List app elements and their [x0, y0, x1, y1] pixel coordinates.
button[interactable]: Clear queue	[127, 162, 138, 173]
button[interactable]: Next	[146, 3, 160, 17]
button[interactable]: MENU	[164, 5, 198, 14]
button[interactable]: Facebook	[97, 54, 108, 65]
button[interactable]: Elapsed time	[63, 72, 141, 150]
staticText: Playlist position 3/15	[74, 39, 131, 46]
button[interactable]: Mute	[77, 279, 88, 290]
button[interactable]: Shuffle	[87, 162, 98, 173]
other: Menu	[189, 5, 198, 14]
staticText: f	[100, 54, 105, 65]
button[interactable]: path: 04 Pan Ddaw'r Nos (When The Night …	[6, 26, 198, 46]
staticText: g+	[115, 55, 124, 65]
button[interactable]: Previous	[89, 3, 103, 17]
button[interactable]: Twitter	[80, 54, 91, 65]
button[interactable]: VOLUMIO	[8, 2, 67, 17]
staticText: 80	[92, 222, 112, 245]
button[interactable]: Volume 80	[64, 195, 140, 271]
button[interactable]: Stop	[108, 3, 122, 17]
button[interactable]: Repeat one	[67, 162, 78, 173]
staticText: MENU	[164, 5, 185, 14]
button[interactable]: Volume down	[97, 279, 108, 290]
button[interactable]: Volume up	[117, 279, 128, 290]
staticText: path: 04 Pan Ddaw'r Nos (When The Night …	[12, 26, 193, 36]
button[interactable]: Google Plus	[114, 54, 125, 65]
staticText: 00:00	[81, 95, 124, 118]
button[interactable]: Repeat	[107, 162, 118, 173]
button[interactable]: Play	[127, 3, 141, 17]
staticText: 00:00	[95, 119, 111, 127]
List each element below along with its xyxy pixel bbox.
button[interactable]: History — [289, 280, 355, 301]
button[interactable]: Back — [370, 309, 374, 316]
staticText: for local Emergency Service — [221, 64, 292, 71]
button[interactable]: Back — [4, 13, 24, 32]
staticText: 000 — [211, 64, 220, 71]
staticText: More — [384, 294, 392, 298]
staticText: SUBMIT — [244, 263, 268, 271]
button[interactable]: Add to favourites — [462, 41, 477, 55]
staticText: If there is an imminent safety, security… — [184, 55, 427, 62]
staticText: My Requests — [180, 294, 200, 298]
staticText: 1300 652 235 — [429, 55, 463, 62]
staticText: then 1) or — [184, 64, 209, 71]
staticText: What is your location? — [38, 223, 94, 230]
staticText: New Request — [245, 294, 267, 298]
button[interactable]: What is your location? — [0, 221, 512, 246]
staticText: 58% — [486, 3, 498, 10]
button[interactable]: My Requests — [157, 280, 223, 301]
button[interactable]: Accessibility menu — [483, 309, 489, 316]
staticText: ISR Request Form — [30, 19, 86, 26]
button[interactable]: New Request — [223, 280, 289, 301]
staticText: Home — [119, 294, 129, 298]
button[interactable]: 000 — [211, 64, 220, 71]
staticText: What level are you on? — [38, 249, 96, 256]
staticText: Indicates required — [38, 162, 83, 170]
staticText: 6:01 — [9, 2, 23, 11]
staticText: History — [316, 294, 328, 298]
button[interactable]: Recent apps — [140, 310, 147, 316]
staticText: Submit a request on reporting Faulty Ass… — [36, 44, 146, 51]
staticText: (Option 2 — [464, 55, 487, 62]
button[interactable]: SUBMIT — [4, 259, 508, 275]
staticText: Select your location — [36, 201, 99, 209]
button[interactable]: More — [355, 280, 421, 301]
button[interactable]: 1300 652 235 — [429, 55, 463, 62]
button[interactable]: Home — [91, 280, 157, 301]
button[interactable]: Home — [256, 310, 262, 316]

- - - - - - -

(Problem to solve) Lay out the rows as a Markdown table with columns Number and Line, starting with the first row and going on through the row that contains "54, 108, 65]", with blank lines left out.

(Exercise answer)
| Number | Line |
|---|---|
| 1 | List app elements and their [x0, y0, x1, y1] pixel coordinates. |
| 2 | button[interactable]: Clear queue	[127, 162, 138, 173] |
| 3 | button[interactable]: Next	[146, 3, 160, 17] |
| 4 | button[interactable]: MENU	[164, 5, 198, 14] |
| 5 | button[interactable]: Facebook	[97, 54, 108, 65] |